--- START LISTED ENTRIES ---

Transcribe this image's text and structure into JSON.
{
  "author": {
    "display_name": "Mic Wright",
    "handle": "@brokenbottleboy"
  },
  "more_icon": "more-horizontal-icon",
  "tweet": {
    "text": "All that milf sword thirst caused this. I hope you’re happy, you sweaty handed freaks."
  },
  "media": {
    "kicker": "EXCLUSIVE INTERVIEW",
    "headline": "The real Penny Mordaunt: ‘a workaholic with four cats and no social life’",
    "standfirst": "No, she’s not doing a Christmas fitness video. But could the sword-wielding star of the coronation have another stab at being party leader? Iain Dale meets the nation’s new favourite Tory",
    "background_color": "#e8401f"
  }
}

--- END LISTED ENTRIES ---

WRITTEN REQUEST — Pull out all lines containing "sword".

FULL OUTPUT —
    "text": "All that milf sword thirst caused this. I hope you’re happy, you sweaty handed freaks."
    "standfirst": "No, she’s not doing a Christmas fitness video. But could the sword-wielding star of the coronation have another stab at being party leader? Iain Dale meets the nation’s new favourite Tory",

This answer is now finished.